## Exercise objective
Take the records underneath and set them down exactly.

START Given data

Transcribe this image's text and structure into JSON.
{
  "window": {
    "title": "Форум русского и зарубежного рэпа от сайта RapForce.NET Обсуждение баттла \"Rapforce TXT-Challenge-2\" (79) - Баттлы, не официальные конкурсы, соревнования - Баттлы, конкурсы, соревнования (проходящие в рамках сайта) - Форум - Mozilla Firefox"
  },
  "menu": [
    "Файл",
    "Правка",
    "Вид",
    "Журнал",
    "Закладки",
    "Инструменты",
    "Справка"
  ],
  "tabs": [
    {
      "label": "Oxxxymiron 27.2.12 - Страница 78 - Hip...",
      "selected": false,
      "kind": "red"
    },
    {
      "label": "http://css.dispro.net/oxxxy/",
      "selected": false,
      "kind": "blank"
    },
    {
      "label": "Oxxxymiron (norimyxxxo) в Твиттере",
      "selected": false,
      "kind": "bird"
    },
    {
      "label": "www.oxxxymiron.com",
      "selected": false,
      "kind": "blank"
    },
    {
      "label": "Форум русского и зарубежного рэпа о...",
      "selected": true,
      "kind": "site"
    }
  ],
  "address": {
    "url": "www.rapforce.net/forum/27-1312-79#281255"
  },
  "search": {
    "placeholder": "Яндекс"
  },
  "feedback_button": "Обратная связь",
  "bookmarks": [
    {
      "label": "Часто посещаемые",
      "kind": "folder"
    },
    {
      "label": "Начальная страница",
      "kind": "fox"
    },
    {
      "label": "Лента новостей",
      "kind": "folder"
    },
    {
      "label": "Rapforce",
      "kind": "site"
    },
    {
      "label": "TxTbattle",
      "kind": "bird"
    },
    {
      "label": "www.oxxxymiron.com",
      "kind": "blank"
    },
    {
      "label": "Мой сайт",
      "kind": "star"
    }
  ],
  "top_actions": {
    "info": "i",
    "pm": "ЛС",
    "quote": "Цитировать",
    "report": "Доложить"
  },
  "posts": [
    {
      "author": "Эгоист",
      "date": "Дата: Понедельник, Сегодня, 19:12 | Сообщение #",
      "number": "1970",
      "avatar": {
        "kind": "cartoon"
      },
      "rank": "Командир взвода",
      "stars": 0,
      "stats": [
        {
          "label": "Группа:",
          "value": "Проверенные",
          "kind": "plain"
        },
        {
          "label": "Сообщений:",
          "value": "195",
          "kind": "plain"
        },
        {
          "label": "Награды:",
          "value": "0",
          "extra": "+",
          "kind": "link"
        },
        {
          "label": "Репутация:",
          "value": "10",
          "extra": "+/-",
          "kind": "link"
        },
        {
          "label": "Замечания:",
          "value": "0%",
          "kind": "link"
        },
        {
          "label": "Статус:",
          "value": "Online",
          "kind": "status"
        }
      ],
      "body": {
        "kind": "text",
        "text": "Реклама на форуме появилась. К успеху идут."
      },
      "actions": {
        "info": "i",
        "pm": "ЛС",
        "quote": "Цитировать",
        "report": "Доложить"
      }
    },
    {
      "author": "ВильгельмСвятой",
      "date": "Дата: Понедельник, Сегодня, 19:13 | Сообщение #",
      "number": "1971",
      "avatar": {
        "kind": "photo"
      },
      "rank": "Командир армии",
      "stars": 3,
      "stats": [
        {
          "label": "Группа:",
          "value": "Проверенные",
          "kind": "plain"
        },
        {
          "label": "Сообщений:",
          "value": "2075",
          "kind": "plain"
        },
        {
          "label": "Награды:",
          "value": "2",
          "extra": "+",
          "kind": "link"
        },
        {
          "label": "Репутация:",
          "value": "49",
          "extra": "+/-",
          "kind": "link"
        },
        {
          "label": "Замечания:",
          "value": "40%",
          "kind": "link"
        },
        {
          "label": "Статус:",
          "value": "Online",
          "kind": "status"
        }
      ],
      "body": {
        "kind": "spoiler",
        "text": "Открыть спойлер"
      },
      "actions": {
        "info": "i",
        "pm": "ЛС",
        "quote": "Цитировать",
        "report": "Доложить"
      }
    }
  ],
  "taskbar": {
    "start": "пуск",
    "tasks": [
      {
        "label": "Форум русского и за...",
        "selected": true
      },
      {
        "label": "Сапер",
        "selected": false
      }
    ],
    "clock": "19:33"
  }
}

END Given data

## Full output
Transcribe this image's text and structure into JSON.
{
  "window": {
    "title": "Форум русского и зарубежного рэпа от сайта RapForce.NET Обсуждение баттла \"Rapforce TXT-Challenge-2\" (79) - Баттлы, не официальные конкурсы, соревнования - Баттлы, конкурсы, соревнования (проходящие в рамках сайта) - Форум - Mozilla Firefox"
  },
  "menu": [
    "Файл",
    "Правка",
    "Вид",
    "Журнал",
    "Закладки",
    "Инструменты",
    "Справка"
  ],
  "tabs": [
    {
      "label": "Oxxxymiron 27.2.12 - Страница 78 - Hip...",
      "selected": false,
      "kind": "red"
    },
    {
      "label": "http://css.dispro.net/oxxxy/",
      "selected": false,
      "kind": "blank"
    },
    {
      "label": "Oxxxymiron (norimyxxxo) в Твиттере",
      "selected": false,
      "kind": "bird"
    },
    {
      "label": "www.oxxxymiron.com",
      "selected": false,
      "kind": "blank"
    },
    {
      "label": "Форум русского и зарубежного рэпа о...",
      "selected": true,
      "kind": "site"
    }
  ],
  "address": {
    "url": "www.rapforce.net/forum/27-1312-79#281255"
  },
  "search": {
    "placeholder": "Яндекс"
  },
  "feedback_button": "Обратная связь",
  "bookmarks": [
    {
      "label": "Часто посещаемые",
      "kind": "folder"
    },
    {
      "label": "Начальная страница",
      "kind": "fox"
    },
    {
      "label": "Лента новостей",
      "kind": "folder"
    },
    {
      "label": "Rapforce",
      "kind": "site"
    },
    {
      "label": "TxTbattle",
      "kind": "bird"
    },
    {
      "label": "www.oxxxymiron.com",
      "kind": "blank"
    },
    {
      "label": "Мой сайт",
      "kind": "star"
    }
  ],
  "top_actions": {
    "info": "i",
    "pm": "ЛС",
    "quote": "Цитировать",
    "report": "Доложить"
  },
  "posts": [
    {
      "author": "Эгоист",
      "date": "Дата: Понедельник, Сегодня, 19:12 | Сообщение #",
      "number": "1970",
      "avatar": {
        "kind": "cartoon"
      },
      "rank": "Командир взвода",
      "stars": 0,
      "stats": [
        {
          "label": "Группа:",
          "value": "Проверенные",
          "kind": "plain"
        },
        {
          "label": "Сообщений:",
          "value": "195",
          "kind": "plain"
        },
        {
          "label": "Награды:",
          "value": "0",
          "extra": "+",
          "kind": "link"
        },
        {
          "label": "Репутация:",
          "value": "10",
          "extra": "+/-",
          "kind": "link"
        },
        {
          "label": "Замечания:",
          "value": "0%",
          "kind": "link"
        },
        {
          "label": "Статус:",
          "value": "Online",
          "kind": "status"
        }
      ],
      "body": {
        "kind": "text",
        "text": "Реклама на форуме появилась. К успеху идут."
      },
      "actions": {
        "info": "i",
        "pm": "ЛС",
        "quote": "Цитировать",
        "report": "Доложить"
      }
    },
    {
      "author": "ВильгельмСвятой",
      "date": "Дата: Понедельник, Сегодня, 19:13 | Сообщение #",
      "number": "1971",
      "avatar": {
        "kind": "photo"
      },
      "rank": "Командир армии",
      "stars": 3,
      "stats": [
        {
          "label": "Группа:",
          "value": "Проверенные",
          "kind": "plain"
        },
        {
          "label": "Сообщений:",
          "value": "2075",
          "kind": "plain"
        },
        {
          "label": "Награды:",
          "value": "2",
          "extra": "+",
          "kind": "link"
        },
        {
          "label": "Репутация:",
          "value": "49",
          "extra": "+/-",
          "kind": "link"
        },
        {
          "label": "Замечания:",
          "value": "40%",
          "kind": "link"
        },
        {
          "label": "Статус:",
          "value": "Online",
          "kind": "status"
        }
      ],
      "body": {
        "kind": "spoiler",
        "text": "Открыть спойлер"
      },
      "actions": {
        "info": "i",
        "pm": "ЛС",
        "quote": "Цитировать",
        "report": "Доложить"
      }
    }
  ],
  "taskbar": {
    "start": "пуск",
    "tasks": [
      {
        "label": "Форум русского и за...",
        "selected": true
      },
      {
        "label": "Сапер",
        "selected": false
      }
    ],
    "clock": "19:33"
  }
}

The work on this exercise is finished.